WHAT IS ASKED :: Return the number of lines that contain the word "true", and return nothing else.

ENTRIES SUPPLIED ::
==================================================
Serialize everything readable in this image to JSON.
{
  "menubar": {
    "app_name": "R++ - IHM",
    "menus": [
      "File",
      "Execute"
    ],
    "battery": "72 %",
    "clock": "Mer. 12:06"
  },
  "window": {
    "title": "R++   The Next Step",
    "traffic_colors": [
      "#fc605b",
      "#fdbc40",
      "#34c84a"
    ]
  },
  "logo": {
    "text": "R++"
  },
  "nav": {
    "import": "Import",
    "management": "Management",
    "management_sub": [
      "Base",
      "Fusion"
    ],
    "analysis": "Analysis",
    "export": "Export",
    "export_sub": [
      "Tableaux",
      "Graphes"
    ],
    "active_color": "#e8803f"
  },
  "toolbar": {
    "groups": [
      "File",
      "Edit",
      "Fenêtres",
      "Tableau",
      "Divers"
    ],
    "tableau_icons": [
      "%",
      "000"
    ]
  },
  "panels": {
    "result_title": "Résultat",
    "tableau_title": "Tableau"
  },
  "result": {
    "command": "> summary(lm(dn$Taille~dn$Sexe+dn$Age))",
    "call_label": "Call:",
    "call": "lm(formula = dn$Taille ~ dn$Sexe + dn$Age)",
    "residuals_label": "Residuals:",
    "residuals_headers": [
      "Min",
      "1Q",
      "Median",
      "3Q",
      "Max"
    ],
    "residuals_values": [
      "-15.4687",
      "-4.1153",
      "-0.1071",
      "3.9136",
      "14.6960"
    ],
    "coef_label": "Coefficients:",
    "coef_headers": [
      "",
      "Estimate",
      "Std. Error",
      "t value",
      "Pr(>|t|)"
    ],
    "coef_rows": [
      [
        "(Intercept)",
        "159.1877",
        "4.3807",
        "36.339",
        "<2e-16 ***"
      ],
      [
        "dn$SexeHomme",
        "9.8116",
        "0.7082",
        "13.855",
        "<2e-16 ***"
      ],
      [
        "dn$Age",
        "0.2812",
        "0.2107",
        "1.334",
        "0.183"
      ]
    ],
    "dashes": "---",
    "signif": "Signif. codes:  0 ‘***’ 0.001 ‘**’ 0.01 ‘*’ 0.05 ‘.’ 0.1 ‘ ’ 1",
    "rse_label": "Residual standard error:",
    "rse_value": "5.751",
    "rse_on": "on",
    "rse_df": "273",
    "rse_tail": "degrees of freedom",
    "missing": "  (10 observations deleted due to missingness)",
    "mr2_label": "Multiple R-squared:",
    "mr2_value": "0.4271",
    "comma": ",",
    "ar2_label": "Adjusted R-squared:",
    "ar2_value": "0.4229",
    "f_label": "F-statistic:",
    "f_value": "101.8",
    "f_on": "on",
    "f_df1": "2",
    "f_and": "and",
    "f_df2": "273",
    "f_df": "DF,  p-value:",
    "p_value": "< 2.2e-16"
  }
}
==================================================
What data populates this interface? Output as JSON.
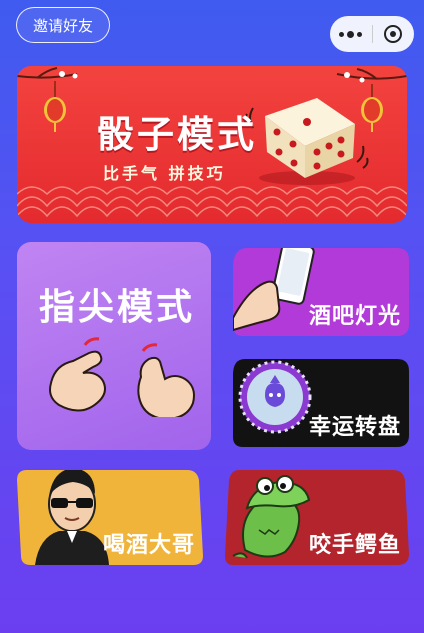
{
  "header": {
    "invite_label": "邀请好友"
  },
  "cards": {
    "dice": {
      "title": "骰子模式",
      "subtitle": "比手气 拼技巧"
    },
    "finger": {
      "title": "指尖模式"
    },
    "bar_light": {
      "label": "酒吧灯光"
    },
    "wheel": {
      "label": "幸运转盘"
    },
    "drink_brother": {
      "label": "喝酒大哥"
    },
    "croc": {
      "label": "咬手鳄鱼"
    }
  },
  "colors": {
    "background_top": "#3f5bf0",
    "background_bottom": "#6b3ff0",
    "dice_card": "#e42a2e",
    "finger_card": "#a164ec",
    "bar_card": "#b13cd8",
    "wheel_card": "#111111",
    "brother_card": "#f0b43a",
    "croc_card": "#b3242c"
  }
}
==================================================
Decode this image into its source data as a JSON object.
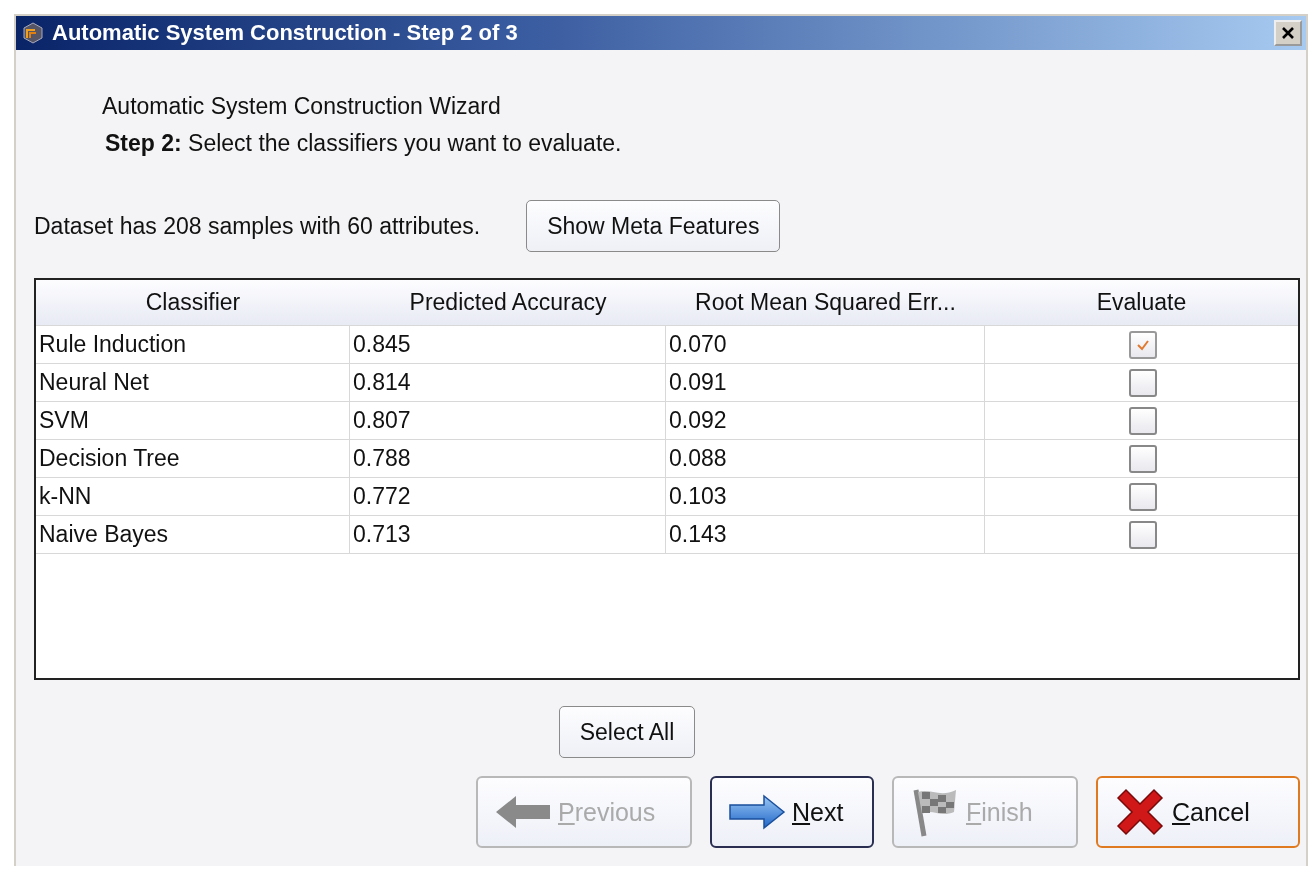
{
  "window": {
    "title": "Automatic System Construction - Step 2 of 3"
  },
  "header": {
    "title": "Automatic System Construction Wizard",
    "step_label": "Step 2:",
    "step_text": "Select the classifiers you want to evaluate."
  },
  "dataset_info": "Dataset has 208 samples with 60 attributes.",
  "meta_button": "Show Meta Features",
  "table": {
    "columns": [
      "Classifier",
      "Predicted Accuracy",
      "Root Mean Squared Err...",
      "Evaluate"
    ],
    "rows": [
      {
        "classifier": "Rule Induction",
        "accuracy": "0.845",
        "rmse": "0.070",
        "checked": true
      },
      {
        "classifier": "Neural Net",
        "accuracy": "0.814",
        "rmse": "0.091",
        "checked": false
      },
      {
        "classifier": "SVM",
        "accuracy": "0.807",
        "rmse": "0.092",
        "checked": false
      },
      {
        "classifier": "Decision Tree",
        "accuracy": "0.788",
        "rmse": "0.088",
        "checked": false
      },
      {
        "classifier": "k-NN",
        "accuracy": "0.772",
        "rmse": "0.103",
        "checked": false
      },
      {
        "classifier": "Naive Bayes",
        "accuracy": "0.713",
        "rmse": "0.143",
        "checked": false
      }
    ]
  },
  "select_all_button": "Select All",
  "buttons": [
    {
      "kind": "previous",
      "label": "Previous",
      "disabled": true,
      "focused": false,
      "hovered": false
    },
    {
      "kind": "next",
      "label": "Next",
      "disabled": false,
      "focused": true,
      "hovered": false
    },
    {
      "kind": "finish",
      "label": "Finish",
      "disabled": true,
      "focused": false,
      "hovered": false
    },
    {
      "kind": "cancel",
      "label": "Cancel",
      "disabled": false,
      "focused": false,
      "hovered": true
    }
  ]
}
==================================================
ANSWER TO THE EXERCISE :: 5